-- Given problem --
Transcribe all of the records precisely as they are presented.

-- Information shown --

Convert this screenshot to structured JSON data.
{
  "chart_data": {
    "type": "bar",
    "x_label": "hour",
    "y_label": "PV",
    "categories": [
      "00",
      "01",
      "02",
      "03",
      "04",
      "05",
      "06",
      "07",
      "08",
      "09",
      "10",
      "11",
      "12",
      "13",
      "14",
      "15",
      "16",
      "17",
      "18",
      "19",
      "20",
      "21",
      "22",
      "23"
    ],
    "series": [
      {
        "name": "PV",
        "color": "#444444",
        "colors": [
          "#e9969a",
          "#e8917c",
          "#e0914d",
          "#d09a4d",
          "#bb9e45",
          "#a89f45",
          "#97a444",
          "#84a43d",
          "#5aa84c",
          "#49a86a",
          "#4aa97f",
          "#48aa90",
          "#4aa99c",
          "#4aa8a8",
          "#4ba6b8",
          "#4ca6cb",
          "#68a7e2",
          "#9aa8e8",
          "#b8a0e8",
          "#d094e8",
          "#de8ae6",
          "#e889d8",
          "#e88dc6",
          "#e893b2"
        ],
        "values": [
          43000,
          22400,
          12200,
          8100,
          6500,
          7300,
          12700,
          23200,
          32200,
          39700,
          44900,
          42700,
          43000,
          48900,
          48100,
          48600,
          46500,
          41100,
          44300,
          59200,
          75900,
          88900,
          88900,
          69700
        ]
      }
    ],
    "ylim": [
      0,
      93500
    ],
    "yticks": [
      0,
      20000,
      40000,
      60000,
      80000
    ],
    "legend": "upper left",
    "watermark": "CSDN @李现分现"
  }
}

-- Solution --
Convert this screenshot to structured JSON data.
{
  "chart_data": {
    "type": "bar",
    "x_label": "hour",
    "y_label": "PV",
    "categories": [
      "00",
      "01",
      "02",
      "03",
      "04",
      "05",
      "06",
      "07",
      "08",
      "09",
      "10",
      "11",
      "12",
      "13",
      "14",
      "15",
      "16",
      "17",
      "18",
      "19",
      "20",
      "21",
      "22",
      "23"
    ],
    "series": [
      {
        "name": "PV",
        "color": "#444444",
        "colors": [
          "#e9969a",
          "#e8917c",
          "#e0914d",
          "#d09a4d",
          "#bb9e45",
          "#a89f45",
          "#97a444",
          "#84a43d",
          "#5aa84c",
          "#49a86a",
          "#4aa97f",
          "#48aa90",
          "#4aa99c",
          "#4aa8a8",
          "#4ba6b8",
          "#4ca6cb",
          "#68a7e2",
          "#9aa8e8",
          "#b8a0e8",
          "#d094e8",
          "#de8ae6",
          "#e889d8",
          "#e88dc6",
          "#e893b2"
        ],
        "values": [
          43000,
          22400,
          12200,
          8100,
          6500,
          7300,
          12700,
          23200,
          32200,
          39700,
          44900,
          42700,
          43000,
          48900,
          48100,
          48600,
          46500,
          41100,
          44300,
          59200,
          75900,
          88900,
          88900,
          69700
        ]
      }
    ],
    "ylim": [
      0,
      93500
    ],
    "yticks": [
      0,
      20000,
      40000,
      60000,
      80000
    ],
    "legend": "upper left",
    "watermark": "CSDN @李现分现"
  }
}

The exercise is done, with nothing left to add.